───── Materiale dell'esercizio

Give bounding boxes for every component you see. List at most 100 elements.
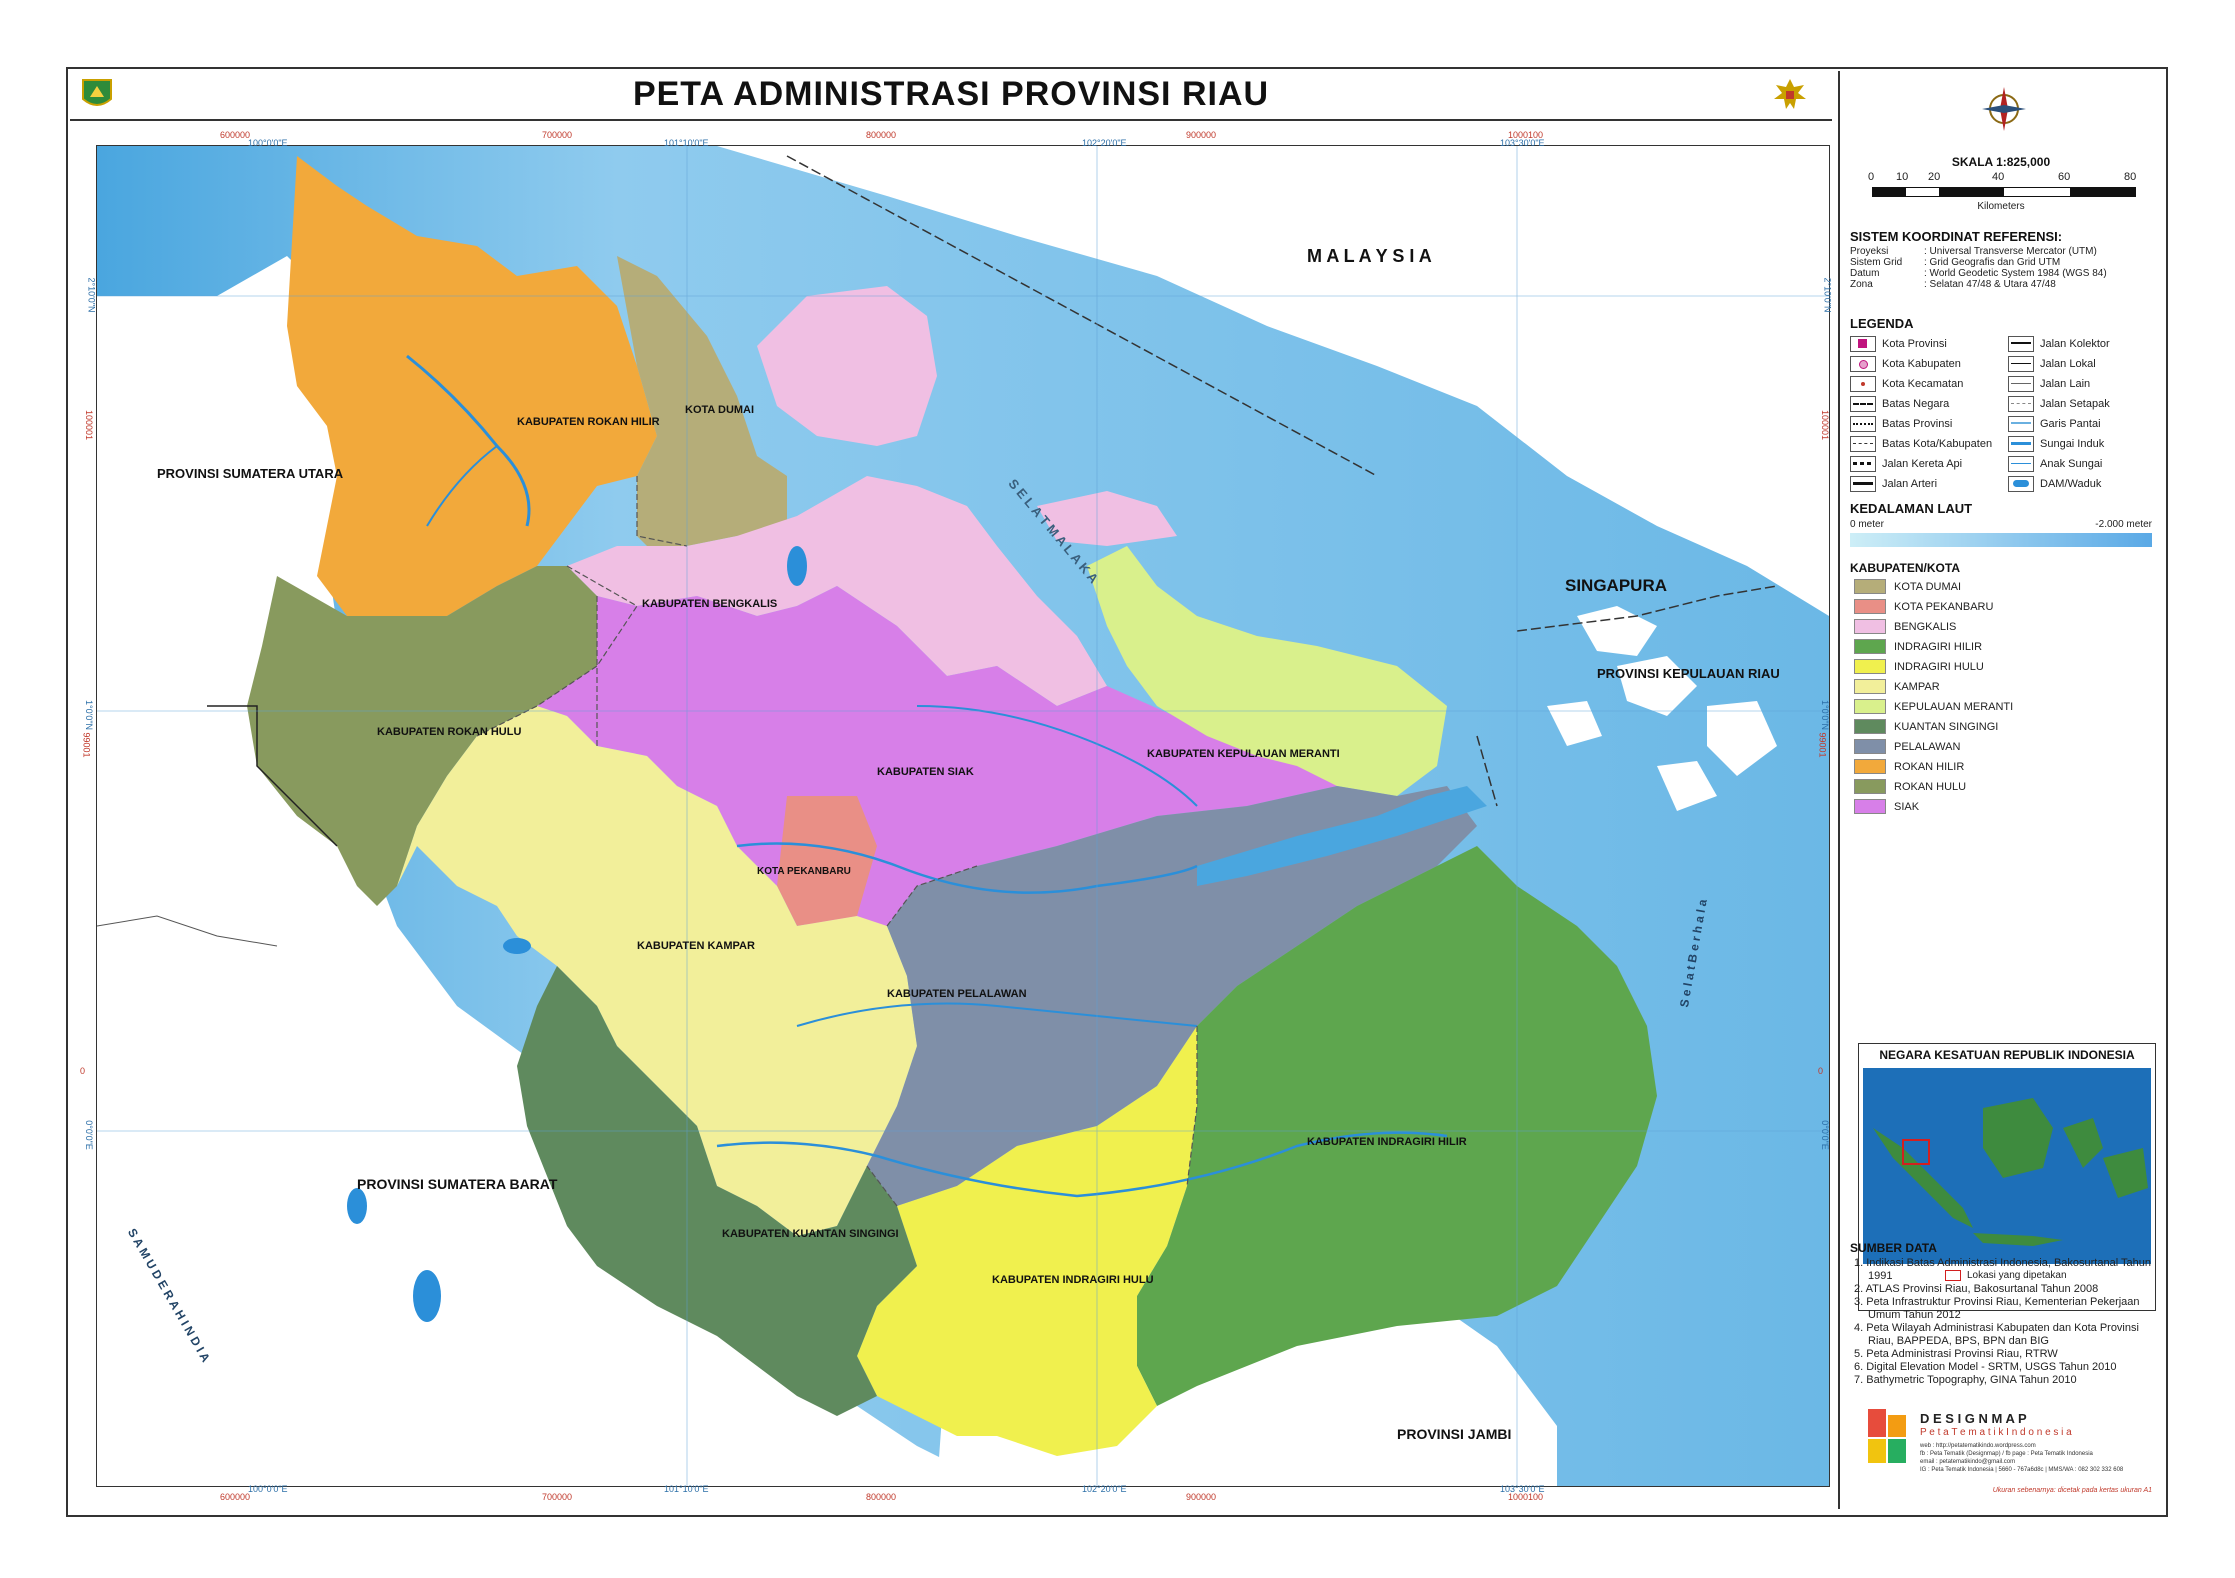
garis-pantai-icon [2008, 416, 2034, 432]
legend-label: Kota Kecamatan [1882, 378, 1964, 390]
brand-line: fb : Peta Tematik (Designmap) / fb page … [1920, 1451, 2093, 1457]
legend-label: DAM/Waduk [2040, 478, 2102, 490]
kab-item: SIAK [1854, 799, 1919, 814]
label-kuansing: KABUPATEN KUANTAN SINGINGI [722, 1228, 899, 1240]
kab-label: BENGKALIS [1894, 620, 1957, 633]
kab-swatch [1854, 759, 1886, 774]
label-jambi: PROVINSI JAMBI [1397, 1426, 1512, 1442]
legend-label: Kota Provinsi [1882, 338, 1947, 350]
coord-top-6: 102°20'0"E [1082, 138, 1127, 148]
kab-label: KEPULAUAN MERANTI [1894, 700, 2014, 713]
coord-bottom-5: 800000 [866, 1492, 897, 1502]
coord-right-3: 1°0'0"N [1820, 699, 1831, 731]
coord-bottom-7: 900000 [1186, 1492, 1217, 1502]
source-list: 1. Indikasi Batas Administrasi Indonesia… [1854, 1257, 2154, 1387]
label-inhil: KABUPATEN INDRAGIRI HILIR [1307, 1136, 1467, 1148]
legend-label: Jalan Setapak [2040, 398, 2110, 410]
label-pekanbaru: KOTA PEKANBARU [757, 866, 851, 877]
kab-item: INDRAGIRI HULU [1854, 659, 1984, 674]
depth-title: KEDALAMAN LAUT [1850, 501, 1973, 516]
brand-subtitle: P e t a T e m a t i k I n d o n e s i a [1920, 1427, 2072, 1438]
legend-item: Garis Pantai [2008, 416, 2101, 432]
designmap-logo-icon [1868, 1409, 1906, 1463]
dam-waduk-icon [2008, 476, 2034, 492]
compass-rose-icon [1982, 87, 2026, 131]
kab-item: PELALAWAN [1854, 739, 1960, 754]
source-item: 1. Indikasi Batas Administrasi Indonesia… [1854, 1257, 2151, 1282]
label-sumbar: PROVINSI SUMATERA BARAT [357, 1176, 558, 1192]
coord-top-5: 800000 [866, 130, 897, 140]
coord-top-7: 900000 [1186, 130, 1217, 140]
kab-item: INDRAGIRI HILIR [1854, 639, 1982, 654]
kab-swatch [1854, 619, 1886, 634]
kab-label: PELALAWAN [1894, 740, 1961, 753]
batas-provinsi-icon [1850, 416, 1876, 432]
label-malaysia: M A L A Y S I A [1307, 246, 1432, 266]
kab-item: KAMPAR [1854, 679, 1940, 694]
inset-map: NEGARA KESATUAN REPUBLIK INDONESIA Lokas… [1858, 1043, 2156, 1311]
jalan-lain-icon [2008, 376, 2034, 392]
jalan-lokal-icon [2008, 356, 2034, 372]
legend-label: Sungai Induk [2040, 438, 2105, 450]
coord-left-6: 0°0'0"E [83, 1120, 94, 1150]
title-bar: PETA ADMINISTRASI PROVINSI RIAU [70, 71, 1832, 121]
ref-key: Zona [1850, 279, 1873, 290]
kab-label: KAMPAR [1894, 680, 1940, 693]
label-pelalawan: KABUPATEN PELALAWAN [887, 988, 1027, 1000]
label-rokan-hulu: KABUPATEN ROKAN HULU [377, 726, 522, 738]
legend-item: Anak Sungai [2008, 456, 2102, 472]
kab-label: SIAK [1894, 800, 1920, 813]
coord-bottom-4: 101°10'0"E [664, 1484, 709, 1494]
legend-item: Kota Provinsi [1850, 336, 1947, 352]
legend-item: Kota Kabupaten [1850, 356, 1961, 372]
brand-title: D E S I G N M A P [1920, 1411, 2027, 1426]
ref-value: : Selatan 47/48 & Utara 47/48 [1924, 279, 2056, 290]
coord-top-2: 100°0'0"E [248, 138, 288, 148]
region-pelalawan [867, 786, 1477, 1206]
legend-item: Batas Kota/Kabupaten [1850, 436, 1992, 452]
region-pekanbaru [777, 796, 877, 926]
jalan-arteri-icon [1850, 476, 1876, 492]
coord-bottom-3: 700000 [542, 1492, 573, 1502]
legend-label: Batas Kota/Kabupaten [1882, 438, 1993, 450]
region-inhu [857, 1026, 1197, 1456]
region-inhil [1137, 846, 1657, 1406]
label-kampar: KABUPATEN KAMPAR [637, 940, 755, 952]
legend-item: DAM/Waduk [2008, 476, 2101, 492]
coord-bottom-8: 1000100 [1508, 1492, 1544, 1502]
ref-key: Datum [1850, 268, 1880, 279]
scale-tick-80: 80 [2124, 171, 2137, 183]
region-kampar [397, 706, 917, 1236]
kab-label: INDRAGIRI HULU [1894, 660, 1984, 673]
ref-value: : Universal Transverse Mercator (UTM) [1924, 246, 2097, 257]
source-item: 3. Peta Infrastruktur Provinsi Riau, Kem… [1854, 1296, 2140, 1321]
source-item: 7. Bathymetric Topography, GINA Tahun 20… [1854, 1374, 2077, 1386]
label-kepri: PROVINSI KEPULAUAN RIAU [1597, 666, 1780, 681]
legend-item: Jalan Arteri [1850, 476, 1937, 492]
kab-label: KUANTAN SINGINGI [1894, 720, 1999, 733]
ref-key: Proyeksi [1850, 246, 1889, 257]
coord-right-1: 2°10'0"N [1822, 277, 1833, 313]
coord-bottom-2: 100°0'0"E [248, 1484, 288, 1494]
ref-value: : Grid Geografis dan Grid UTM [1924, 257, 2061, 268]
legend-label: Anak Sungai [2040, 458, 2103, 470]
kab-swatch [1854, 599, 1886, 614]
label-inhu: KABUPATEN INDRAGIRI HULU [992, 1274, 1154, 1286]
coord-bottom-1: 600000 [220, 1492, 251, 1502]
kab-label: INDRAGIRI HILIR [1894, 640, 1983, 653]
region-meranti [1087, 546, 1447, 796]
kota-kabupaten-icon [1850, 356, 1876, 372]
ref-table: Proyeksi : Universal Transverse Mercator … [1850, 246, 2150, 290]
legend-item: Sungai Induk [2008, 436, 2104, 452]
kab-label: ROKAN HILIR [1894, 760, 1965, 773]
map-canvas[interactable]: M A L A Y S I A SINGAPURA PROVINSI KEPUL… [96, 145, 1830, 1487]
legend-item: Kota Kecamatan [1850, 376, 1963, 392]
anak-sungai-icon [2008, 456, 2034, 472]
jalan-kolektor-icon [2008, 336, 2034, 352]
source-item: 5. Peta Administrasi Provinsi Riau, RTRW [1854, 1348, 2058, 1360]
kab-item: ROKAN HULU [1854, 779, 1966, 794]
brand-line: email : petatematikindo@gmail.com [1920, 1459, 2016, 1465]
scale-unit: Kilometers [1977, 201, 2025, 212]
legend-label: Jalan Lokal [2040, 358, 2096, 370]
label-dumai: KOTA DUMAI [685, 404, 755, 416]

──────────

** Compito **
Ricopia senza alcuna modifica le righe comprese tra quella che contiene "garis-pantai-icon [2008, 416, 2034, 432]" e quella che contiene "kab-label: BENGKALIS [1894, 620, 1957, 633]", entrambe incluse.

** Risposta **
garis-pantai-icon [2008, 416, 2034, 432]
legend-label: Kota Kecamatan [1882, 378, 1964, 390]
brand-line: fb : Peta Tematik (Designmap) / fb page … [1920, 1451, 2093, 1457]
legend-label: DAM/Waduk [2040, 478, 2102, 490]
kab-item: SIAK [1854, 799, 1919, 814]
label-kuansing: KABUPATEN KUANTAN SINGINGI [722, 1228, 899, 1240]
kab-label: BENGKALIS [1894, 620, 1957, 633]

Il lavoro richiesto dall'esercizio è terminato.